[Exercise task]: Repeat every record below exactly as written.

[Source material]:
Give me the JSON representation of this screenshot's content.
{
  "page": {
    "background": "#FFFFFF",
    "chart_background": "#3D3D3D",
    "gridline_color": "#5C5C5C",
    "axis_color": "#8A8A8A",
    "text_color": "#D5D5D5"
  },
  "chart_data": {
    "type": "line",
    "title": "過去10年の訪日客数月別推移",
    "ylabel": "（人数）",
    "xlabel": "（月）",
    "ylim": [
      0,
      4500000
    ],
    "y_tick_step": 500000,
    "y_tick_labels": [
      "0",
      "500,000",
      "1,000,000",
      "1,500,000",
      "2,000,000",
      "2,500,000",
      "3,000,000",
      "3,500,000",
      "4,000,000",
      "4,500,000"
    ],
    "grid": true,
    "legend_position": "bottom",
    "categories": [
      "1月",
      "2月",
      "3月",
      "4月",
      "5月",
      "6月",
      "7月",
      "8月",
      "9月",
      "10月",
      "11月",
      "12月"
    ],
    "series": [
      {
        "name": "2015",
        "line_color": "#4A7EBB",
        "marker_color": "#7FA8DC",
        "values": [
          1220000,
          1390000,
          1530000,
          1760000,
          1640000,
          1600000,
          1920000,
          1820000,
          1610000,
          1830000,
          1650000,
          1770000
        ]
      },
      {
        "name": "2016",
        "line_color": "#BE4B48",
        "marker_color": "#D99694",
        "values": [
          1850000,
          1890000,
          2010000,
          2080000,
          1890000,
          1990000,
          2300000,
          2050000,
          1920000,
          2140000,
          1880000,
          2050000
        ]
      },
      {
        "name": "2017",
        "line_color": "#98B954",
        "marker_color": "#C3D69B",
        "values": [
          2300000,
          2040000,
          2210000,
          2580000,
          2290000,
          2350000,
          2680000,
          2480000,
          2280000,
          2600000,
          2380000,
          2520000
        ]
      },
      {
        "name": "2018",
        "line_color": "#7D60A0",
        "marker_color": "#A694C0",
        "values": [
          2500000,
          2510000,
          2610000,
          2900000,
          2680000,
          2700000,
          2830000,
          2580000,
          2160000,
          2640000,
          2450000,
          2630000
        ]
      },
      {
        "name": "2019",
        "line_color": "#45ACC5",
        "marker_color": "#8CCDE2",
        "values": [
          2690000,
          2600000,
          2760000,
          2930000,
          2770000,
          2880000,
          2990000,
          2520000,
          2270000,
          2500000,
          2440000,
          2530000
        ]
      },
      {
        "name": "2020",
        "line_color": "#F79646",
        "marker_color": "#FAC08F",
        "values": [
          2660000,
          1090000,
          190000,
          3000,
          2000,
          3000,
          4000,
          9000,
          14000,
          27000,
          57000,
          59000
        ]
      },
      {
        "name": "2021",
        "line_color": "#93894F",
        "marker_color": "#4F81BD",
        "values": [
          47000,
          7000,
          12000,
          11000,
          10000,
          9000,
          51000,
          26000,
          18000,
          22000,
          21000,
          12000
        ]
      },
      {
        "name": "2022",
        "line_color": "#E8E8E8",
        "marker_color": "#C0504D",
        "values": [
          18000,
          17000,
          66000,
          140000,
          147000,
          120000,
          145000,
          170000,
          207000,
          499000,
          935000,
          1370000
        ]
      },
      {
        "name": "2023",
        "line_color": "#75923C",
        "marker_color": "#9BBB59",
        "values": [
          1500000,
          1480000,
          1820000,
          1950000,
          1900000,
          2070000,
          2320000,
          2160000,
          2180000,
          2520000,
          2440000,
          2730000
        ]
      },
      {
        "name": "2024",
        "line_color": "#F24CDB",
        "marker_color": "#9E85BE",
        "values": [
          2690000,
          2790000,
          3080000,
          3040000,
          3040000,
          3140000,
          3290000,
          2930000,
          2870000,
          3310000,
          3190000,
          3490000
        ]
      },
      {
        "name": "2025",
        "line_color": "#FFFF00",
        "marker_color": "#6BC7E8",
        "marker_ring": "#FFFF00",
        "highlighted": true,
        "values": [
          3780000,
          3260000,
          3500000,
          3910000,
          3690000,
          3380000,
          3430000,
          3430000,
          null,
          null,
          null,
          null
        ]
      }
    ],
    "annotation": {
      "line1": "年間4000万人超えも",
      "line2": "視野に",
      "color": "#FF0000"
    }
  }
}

[Correct response]:
Give me the JSON representation of this screenshot's content.
{
  "page": {
    "background": "#FFFFFF",
    "chart_background": "#3D3D3D",
    "gridline_color": "#5C5C5C",
    "axis_color": "#8A8A8A",
    "text_color": "#D5D5D5"
  },
  "chart_data": {
    "type": "line",
    "title": "過去10年の訪日客数月別推移",
    "ylabel": "（人数）",
    "xlabel": "（月）",
    "ylim": [
      0,
      4500000
    ],
    "y_tick_step": 500000,
    "y_tick_labels": [
      "0",
      "500,000",
      "1,000,000",
      "1,500,000",
      "2,000,000",
      "2,500,000",
      "3,000,000",
      "3,500,000",
      "4,000,000",
      "4,500,000"
    ],
    "grid": true,
    "legend_position": "bottom",
    "categories": [
      "1月",
      "2月",
      "3月",
      "4月",
      "5月",
      "6月",
      "7月",
      "8月",
      "9月",
      "10月",
      "11月",
      "12月"
    ],
    "series": [
      {
        "name": "2015",
        "line_color": "#4A7EBB",
        "marker_color": "#7FA8DC",
        "values": [
          1220000,
          1390000,
          1530000,
          1760000,
          1640000,
          1600000,
          1920000,
          1820000,
          1610000,
          1830000,
          1650000,
          1770000
        ]
      },
      {
        "name": "2016",
        "line_color": "#BE4B48",
        "marker_color": "#D99694",
        "values": [
          1850000,
          1890000,
          2010000,
          2080000,
          1890000,
          1990000,
          2300000,
          2050000,
          1920000,
          2140000,
          1880000,
          2050000
        ]
      },
      {
        "name": "2017",
        "line_color": "#98B954",
        "marker_color": "#C3D69B",
        "values": [
          2300000,
          2040000,
          2210000,
          2580000,
          2290000,
          2350000,
          2680000,
          2480000,
          2280000,
          2600000,
          2380000,
          2520000
        ]
      },
      {
        "name": "2018",
        "line_color": "#7D60A0",
        "marker_color": "#A694C0",
        "values": [
          2500000,
          2510000,
          2610000,
          2900000,
          2680000,
          2700000,
          2830000,
          2580000,
          2160000,
          2640000,
          2450000,
          2630000
        ]
      },
      {
        "name": "2019",
        "line_color": "#45ACC5",
        "marker_color": "#8CCDE2",
        "values": [
          2690000,
          2600000,
          2760000,
          2930000,
          2770000,
          2880000,
          2990000,
          2520000,
          2270000,
          2500000,
          2440000,
          2530000
        ]
      },
      {
        "name": "2020",
        "line_color": "#F79646",
        "marker_color": "#FAC08F",
        "values": [
          2660000,
          1090000,
          190000,
          3000,
          2000,
          3000,
          4000,
          9000,
          14000,
          27000,
          57000,
          59000
        ]
      },
      {
        "name": "2021",
        "line_color": "#93894F",
        "marker_color": "#4F81BD",
        "values": [
          47000,
          7000,
          12000,
          11000,
          10000,
          9000,
          51000,
          26000,
          18000,
          22000,
          21000,
          12000
        ]
      },
      {
        "name": "2022",
        "line_color": "#E8E8E8",
        "marker_color": "#C0504D",
        "values": [
          18000,
          17000,
          66000,
          140000,
          147000,
          120000,
          145000,
          170000,
          207000,
          499000,
          935000,
          1370000
        ]
      },
      {
        "name": "2023",
        "line_color": "#75923C",
        "marker_color": "#9BBB59",
        "values": [
          1500000,
          1480000,
          1820000,
          1950000,
          1900000,
          2070000,
          2320000,
          2160000,
          2180000,
          2520000,
          2440000,
          2730000
        ]
      },
      {
        "name": "2024",
        "line_color": "#F24CDB",
        "marker_color": "#9E85BE",
        "values": [
          2690000,
          2790000,
          3080000,
          3040000,
          3040000,
          3140000,
          3290000,
          2930000,
          2870000,
          3310000,
          3190000,
          3490000
        ]
      },
      {
        "name": "2025",
        "line_color": "#FFFF00",
        "marker_color": "#6BC7E8",
        "marker_ring": "#FFFF00",
        "highlighted": true,
        "values": [
          3780000,
          3260000,
          3500000,
          3910000,
          3690000,
          3380000,
          3430000,
          3430000,
          null,
          null,
          null,
          null
        ]
      }
    ],
    "annotation": {
      "line1": "年間4000万人超えも",
      "line2": "視野に",
      "color": "#FF0000"
    }
  }
}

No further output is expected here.